* **Task**
Lines from the entries below that hold "sales" form the answer; copy all of them.

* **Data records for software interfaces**

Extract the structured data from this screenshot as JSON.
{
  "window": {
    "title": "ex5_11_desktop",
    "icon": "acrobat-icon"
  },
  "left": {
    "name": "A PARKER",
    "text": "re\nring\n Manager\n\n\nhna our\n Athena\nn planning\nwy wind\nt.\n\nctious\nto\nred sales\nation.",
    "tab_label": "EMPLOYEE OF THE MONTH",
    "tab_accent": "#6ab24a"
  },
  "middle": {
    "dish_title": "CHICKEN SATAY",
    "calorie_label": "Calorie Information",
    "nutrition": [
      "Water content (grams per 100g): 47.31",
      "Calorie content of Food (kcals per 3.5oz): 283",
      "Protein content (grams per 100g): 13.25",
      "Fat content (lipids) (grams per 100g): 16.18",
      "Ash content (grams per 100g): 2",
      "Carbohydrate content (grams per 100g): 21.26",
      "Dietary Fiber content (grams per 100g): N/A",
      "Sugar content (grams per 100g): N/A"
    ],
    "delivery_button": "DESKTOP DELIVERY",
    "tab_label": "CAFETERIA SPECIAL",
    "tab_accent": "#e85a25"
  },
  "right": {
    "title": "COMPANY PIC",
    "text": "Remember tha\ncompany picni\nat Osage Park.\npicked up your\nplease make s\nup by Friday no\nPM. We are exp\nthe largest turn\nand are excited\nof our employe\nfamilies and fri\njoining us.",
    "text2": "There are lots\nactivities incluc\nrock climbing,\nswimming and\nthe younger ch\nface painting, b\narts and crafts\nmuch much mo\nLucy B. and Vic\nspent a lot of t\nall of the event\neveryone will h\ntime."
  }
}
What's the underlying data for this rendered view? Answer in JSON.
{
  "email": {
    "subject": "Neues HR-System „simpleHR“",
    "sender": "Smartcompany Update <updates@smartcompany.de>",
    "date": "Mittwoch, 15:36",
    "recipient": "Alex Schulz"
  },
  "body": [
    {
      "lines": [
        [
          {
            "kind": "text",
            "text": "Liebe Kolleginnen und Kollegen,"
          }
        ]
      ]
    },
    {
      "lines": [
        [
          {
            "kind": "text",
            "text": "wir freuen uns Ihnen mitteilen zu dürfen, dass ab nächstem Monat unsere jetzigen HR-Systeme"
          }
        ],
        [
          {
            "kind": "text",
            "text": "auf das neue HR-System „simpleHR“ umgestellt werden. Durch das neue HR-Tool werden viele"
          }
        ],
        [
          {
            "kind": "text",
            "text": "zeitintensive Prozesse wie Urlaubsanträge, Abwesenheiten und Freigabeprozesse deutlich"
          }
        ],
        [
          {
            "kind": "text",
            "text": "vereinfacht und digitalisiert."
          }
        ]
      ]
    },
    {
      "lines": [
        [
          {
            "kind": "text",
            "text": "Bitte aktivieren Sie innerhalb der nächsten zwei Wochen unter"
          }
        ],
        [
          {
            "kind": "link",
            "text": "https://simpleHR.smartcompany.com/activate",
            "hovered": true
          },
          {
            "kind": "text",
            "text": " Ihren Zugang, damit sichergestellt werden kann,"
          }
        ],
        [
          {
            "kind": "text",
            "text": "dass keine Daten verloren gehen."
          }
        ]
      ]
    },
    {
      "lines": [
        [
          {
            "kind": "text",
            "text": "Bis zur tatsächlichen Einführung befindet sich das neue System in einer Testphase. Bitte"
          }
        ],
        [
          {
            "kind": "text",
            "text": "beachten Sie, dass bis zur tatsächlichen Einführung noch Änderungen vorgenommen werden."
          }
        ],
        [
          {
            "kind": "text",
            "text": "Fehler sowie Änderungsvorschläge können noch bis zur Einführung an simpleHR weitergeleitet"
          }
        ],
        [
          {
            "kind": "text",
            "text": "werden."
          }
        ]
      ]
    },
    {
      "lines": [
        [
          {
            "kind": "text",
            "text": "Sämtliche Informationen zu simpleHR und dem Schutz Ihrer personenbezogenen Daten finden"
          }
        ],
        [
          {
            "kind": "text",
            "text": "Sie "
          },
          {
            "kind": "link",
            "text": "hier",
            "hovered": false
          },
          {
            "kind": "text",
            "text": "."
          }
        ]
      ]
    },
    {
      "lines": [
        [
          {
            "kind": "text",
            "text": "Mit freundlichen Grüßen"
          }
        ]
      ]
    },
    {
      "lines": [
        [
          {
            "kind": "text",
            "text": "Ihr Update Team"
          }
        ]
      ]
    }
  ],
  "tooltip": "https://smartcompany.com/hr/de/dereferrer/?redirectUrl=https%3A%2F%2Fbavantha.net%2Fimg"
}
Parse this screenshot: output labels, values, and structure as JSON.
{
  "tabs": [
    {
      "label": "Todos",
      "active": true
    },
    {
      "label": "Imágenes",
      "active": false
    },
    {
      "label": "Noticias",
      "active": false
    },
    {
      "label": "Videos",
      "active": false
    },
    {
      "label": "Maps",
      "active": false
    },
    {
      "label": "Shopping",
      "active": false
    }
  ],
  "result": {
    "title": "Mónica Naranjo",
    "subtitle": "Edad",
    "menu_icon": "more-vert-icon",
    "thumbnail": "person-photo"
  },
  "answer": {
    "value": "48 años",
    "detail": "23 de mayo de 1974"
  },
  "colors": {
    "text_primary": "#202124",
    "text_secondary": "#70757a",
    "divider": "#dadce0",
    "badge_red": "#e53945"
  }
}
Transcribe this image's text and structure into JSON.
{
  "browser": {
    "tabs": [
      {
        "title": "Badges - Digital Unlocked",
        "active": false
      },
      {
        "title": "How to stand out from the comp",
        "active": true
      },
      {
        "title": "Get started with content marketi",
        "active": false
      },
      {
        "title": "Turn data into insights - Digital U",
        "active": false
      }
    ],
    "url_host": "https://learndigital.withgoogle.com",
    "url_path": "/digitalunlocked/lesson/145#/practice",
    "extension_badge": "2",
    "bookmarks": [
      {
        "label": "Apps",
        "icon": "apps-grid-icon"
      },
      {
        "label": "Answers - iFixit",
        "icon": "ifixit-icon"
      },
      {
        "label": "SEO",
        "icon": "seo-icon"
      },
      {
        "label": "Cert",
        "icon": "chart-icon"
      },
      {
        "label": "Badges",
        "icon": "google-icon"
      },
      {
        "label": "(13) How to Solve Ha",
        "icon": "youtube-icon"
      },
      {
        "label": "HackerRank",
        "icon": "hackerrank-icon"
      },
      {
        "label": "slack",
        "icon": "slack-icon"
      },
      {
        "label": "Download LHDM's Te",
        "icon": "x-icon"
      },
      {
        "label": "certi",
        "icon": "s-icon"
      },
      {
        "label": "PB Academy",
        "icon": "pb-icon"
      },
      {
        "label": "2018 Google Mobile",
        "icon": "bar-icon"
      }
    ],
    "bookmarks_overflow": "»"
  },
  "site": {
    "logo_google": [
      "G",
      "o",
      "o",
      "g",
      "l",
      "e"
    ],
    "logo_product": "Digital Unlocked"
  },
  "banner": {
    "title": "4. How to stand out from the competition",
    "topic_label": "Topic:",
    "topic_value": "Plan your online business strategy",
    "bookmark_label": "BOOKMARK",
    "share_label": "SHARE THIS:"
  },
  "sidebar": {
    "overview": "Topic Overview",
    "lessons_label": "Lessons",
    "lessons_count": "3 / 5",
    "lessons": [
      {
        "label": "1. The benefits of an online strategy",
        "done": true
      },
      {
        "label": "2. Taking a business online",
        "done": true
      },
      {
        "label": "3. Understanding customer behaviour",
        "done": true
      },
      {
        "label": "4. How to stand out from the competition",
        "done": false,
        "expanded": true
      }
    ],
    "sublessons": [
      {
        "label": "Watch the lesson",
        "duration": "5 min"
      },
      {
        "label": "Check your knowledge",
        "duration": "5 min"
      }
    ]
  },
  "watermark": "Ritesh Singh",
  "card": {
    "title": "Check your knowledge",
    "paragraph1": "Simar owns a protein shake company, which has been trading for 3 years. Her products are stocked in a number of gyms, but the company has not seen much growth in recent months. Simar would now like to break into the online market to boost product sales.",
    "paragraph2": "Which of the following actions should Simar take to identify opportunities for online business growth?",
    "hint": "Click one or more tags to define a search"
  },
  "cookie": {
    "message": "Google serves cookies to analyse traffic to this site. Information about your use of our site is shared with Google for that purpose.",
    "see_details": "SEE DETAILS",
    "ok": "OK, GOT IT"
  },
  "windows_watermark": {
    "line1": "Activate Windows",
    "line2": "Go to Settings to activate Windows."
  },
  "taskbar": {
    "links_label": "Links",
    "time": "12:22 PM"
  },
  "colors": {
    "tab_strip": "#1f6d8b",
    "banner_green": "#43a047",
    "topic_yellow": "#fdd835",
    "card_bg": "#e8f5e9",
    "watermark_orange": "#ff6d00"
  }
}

* **Written response**
    "text": "re\nring\n Manager\n\n\nhna our\n Athena\nn planning\nwy wind\nt.\n\nctious\nto\nred sales\nation.",
    "paragraph1": "Simar owns a protein shake company, which has been trading for 3 years. Her products are stocked in a number of gyms, but the company has not seen much growth in recent months. Simar would now like to break into the online market to boost product sales.",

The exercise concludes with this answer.